Instruções: Transforme em uma tabela Markdown as linhas dos registros abaixo, começando na que contém "create-group-label: Create group: [48, 320, 129, 335]" e parando depois da que contém "search-input[interactable]: [44, 371, 394, 399]". Use a coluna "Nº" para o número da linha e a coluna "Linha" para o texto, deixando de fora as linhas em branco.

---+---

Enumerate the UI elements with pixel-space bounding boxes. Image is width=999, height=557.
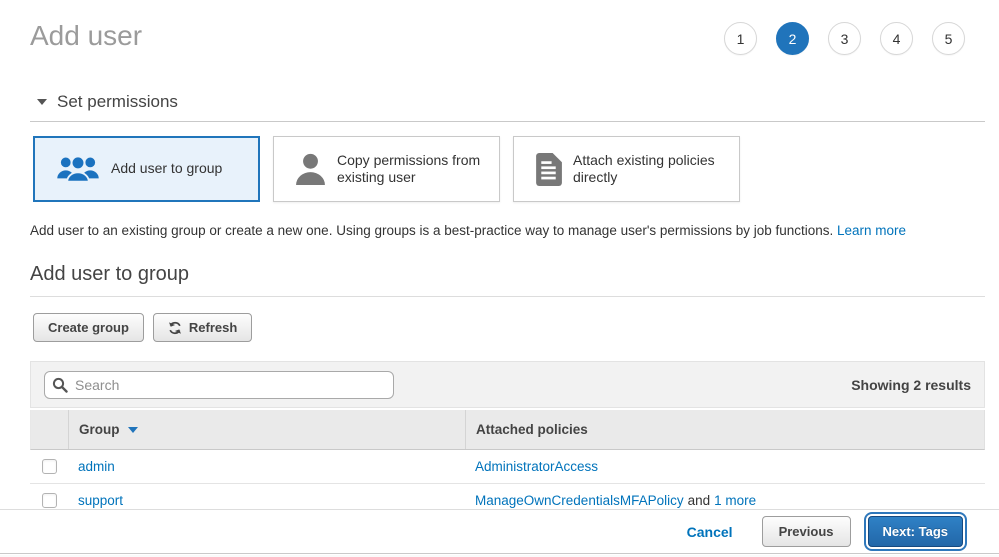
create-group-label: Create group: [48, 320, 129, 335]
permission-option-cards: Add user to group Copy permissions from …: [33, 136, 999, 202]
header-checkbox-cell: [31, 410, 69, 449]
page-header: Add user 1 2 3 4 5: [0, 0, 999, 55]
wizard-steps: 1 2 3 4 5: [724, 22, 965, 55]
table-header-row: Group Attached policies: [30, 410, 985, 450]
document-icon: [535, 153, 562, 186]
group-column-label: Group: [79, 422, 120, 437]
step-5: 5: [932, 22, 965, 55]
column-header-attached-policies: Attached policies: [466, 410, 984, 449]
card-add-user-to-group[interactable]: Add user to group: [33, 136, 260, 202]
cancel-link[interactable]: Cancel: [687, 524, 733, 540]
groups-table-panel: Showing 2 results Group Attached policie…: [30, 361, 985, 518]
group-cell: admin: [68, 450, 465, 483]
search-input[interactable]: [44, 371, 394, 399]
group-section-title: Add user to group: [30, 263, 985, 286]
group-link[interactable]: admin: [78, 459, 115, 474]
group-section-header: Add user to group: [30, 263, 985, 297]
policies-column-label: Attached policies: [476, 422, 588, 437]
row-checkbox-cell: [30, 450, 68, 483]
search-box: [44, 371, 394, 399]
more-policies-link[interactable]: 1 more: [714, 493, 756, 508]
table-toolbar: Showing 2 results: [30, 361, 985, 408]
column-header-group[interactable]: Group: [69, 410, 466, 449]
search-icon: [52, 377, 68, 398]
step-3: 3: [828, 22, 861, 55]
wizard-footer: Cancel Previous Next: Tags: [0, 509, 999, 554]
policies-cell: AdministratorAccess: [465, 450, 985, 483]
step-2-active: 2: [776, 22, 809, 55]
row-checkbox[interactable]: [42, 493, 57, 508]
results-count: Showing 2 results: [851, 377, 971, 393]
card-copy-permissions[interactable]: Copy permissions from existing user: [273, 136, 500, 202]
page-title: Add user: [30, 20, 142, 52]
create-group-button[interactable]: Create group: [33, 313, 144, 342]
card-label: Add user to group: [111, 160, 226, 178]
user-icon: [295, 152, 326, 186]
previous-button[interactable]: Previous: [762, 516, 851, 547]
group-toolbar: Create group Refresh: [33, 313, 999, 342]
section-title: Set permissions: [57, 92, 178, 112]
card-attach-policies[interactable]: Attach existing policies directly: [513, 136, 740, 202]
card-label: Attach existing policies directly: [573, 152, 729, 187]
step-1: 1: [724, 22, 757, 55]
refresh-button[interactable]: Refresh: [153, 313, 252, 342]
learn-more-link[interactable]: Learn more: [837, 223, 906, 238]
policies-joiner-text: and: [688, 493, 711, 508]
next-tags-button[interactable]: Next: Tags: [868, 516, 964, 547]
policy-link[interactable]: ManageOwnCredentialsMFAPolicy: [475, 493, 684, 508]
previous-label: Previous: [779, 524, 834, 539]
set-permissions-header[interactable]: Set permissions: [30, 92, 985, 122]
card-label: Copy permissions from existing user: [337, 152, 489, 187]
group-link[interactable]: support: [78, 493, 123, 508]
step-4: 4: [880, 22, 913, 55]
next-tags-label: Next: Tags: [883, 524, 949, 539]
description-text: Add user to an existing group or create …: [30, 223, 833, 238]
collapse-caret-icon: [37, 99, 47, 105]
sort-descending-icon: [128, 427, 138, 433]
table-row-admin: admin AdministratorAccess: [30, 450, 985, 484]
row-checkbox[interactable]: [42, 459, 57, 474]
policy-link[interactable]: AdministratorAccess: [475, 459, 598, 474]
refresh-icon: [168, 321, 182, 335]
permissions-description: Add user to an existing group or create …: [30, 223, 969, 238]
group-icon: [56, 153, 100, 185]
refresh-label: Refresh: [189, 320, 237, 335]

---+---

Resposta:
| Nº | Linha |
|---|---|
| 1 | create-group-label: Create group: [48, 320, 129, 335] |
| 2 | permission-option-cards: Add user to group Copy permissions from …: [33, 136, 999, 202] |
| 3 | header-checkbox-cell: [31, 410, 69, 449] |
| 4 | page-header: Add user 1 2 3 4 5: [0, 0, 999, 55] |
| 5 | wizard-steps: 1 2 3 4 5: [724, 22, 965, 55] |
| 6 | table-header-row: Group Attached policies: [30, 410, 985, 450] |
| 7 | document-icon: [535, 153, 562, 186] |
| 8 | group-column-label: Group: [79, 422, 120, 437] |
| 9 | step-5: 5: [932, 22, 965, 55] |
| 10 | column-header-attached-policies: Attached policies: [466, 410, 984, 449] |
| 11 | card-add-user-to-group[interactable]: Add user to group: [33, 136, 260, 202] |
| 12 | cancel-link[interactable]: Cancel: [687, 524, 733, 540] |
| 13 | groups-table-panel: Showing 2 results Group Attached policie…: [30, 361, 985, 518] |
| 14 | group-cell: admin: [68, 450, 465, 483] |
| 15 | search-input[interactable]: [44, 371, 394, 399] |